>>>>

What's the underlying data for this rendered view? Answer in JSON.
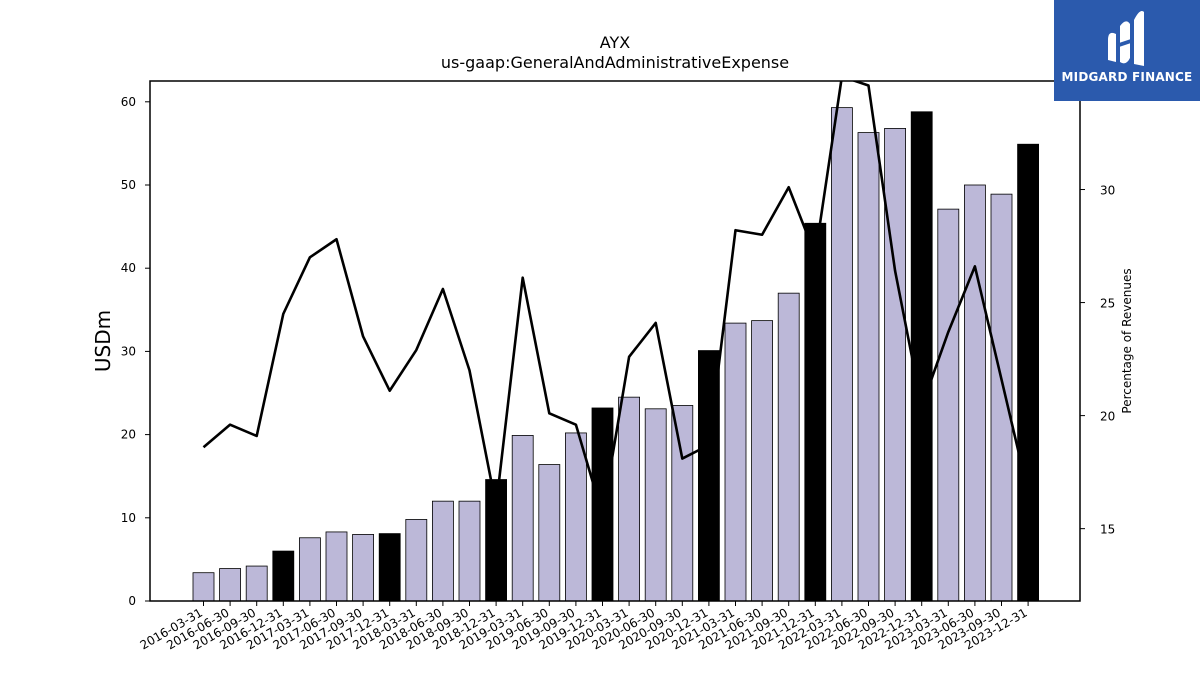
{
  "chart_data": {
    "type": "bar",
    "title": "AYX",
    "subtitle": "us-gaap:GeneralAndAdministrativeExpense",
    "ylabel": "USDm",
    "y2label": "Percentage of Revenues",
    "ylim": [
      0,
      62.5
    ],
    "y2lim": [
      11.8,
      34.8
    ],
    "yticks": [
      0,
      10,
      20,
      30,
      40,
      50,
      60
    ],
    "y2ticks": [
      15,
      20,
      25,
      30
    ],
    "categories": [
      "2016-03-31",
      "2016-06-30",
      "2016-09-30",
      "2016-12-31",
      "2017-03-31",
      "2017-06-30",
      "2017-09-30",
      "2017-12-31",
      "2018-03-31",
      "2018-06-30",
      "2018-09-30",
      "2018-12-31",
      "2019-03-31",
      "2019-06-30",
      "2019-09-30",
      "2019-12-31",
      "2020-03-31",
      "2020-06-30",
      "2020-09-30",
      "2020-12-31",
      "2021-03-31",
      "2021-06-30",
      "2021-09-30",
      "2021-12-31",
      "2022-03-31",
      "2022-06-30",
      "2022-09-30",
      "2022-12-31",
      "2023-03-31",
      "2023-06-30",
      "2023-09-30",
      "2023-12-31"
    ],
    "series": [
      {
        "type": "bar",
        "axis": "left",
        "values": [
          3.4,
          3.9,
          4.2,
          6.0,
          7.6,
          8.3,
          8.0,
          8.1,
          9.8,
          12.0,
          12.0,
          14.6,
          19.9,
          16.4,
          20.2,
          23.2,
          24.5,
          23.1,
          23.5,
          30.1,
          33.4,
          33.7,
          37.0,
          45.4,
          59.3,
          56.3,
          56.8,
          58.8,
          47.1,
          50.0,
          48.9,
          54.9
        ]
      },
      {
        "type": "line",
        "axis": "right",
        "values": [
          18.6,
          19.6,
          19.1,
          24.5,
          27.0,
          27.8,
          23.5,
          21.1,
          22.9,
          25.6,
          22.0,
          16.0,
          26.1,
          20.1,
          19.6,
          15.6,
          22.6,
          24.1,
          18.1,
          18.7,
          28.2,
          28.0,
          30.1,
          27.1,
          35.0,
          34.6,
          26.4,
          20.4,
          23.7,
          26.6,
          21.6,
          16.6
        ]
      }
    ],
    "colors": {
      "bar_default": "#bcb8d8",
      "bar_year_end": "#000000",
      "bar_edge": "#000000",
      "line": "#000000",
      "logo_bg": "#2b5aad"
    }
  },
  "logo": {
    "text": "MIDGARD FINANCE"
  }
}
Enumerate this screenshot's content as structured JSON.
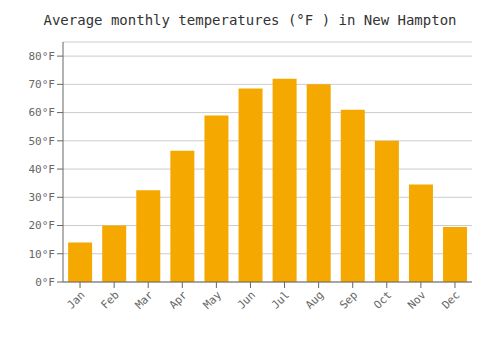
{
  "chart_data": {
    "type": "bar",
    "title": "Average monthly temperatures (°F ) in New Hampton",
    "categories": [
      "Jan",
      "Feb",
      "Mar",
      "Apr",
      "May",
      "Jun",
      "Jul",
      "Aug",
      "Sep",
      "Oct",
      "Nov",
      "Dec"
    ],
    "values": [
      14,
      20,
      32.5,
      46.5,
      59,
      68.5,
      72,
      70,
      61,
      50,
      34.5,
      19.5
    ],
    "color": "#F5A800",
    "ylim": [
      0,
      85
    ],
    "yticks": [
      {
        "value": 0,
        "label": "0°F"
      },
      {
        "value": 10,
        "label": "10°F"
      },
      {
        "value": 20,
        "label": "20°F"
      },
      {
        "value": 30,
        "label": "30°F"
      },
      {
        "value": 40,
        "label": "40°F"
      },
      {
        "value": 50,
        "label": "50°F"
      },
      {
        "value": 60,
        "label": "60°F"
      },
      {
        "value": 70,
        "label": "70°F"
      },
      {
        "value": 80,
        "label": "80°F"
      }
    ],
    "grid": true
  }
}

<<<<

◆ **Task description**
The required answer is a single number: the count of lines in the entries that hold the string "JSON".

◆ **Expected answer**
2